> [WORK TO DO]:
List all lines of the data that include the string "structure".

[Dataset entries]
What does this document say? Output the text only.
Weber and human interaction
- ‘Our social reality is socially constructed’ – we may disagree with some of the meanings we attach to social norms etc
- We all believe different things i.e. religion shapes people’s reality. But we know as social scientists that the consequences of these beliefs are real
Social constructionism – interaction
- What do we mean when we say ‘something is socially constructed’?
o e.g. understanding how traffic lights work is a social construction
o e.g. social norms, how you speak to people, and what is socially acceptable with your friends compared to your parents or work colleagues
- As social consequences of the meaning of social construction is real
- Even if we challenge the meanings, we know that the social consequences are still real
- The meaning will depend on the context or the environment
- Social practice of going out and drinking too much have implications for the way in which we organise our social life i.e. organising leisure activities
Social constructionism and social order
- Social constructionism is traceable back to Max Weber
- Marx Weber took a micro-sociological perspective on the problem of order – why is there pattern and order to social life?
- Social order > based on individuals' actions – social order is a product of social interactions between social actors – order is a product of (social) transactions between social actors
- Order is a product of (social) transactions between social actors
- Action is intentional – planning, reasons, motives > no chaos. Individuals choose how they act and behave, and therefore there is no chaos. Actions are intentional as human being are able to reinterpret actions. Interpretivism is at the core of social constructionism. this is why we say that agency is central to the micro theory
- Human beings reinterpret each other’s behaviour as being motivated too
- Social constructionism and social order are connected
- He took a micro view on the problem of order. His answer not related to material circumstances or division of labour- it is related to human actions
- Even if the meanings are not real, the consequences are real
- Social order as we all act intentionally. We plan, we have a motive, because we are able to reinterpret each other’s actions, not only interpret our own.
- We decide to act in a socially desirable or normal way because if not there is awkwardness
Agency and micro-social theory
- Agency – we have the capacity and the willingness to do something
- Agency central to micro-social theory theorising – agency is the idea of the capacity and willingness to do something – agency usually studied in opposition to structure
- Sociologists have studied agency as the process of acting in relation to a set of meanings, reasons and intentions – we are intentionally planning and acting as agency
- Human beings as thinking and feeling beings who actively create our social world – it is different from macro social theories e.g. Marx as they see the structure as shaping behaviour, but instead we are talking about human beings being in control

---

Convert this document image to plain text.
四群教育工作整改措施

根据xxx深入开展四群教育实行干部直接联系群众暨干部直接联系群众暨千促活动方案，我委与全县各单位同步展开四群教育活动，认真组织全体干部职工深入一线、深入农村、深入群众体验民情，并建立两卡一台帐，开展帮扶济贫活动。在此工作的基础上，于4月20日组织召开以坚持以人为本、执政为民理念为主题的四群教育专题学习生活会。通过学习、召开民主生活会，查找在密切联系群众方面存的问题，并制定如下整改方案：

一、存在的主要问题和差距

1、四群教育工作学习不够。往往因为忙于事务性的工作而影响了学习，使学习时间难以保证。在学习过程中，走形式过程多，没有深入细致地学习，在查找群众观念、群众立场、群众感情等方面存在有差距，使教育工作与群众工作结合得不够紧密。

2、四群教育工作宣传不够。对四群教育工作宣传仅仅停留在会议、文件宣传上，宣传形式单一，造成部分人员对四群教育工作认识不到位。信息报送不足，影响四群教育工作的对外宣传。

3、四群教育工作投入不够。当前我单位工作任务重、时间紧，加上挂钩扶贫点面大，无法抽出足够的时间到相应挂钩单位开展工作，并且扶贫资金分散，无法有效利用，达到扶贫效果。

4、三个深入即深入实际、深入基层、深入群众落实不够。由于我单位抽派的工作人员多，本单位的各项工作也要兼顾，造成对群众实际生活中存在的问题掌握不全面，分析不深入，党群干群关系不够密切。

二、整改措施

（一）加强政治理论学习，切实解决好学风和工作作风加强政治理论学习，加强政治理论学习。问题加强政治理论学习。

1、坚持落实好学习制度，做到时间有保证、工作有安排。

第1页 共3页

> [FINAL RESULT]:
- Agency central to micro-social theory theorising – agency is the idea of the capacity and willingness to do something – agency usually studied in opposition to structure
- Human beings as thinking and feeling beings who actively create our social world – it is different from macro social theories e.g. Marx as they see the structure as shaping behaviour, but instead we are talking about human beings being in control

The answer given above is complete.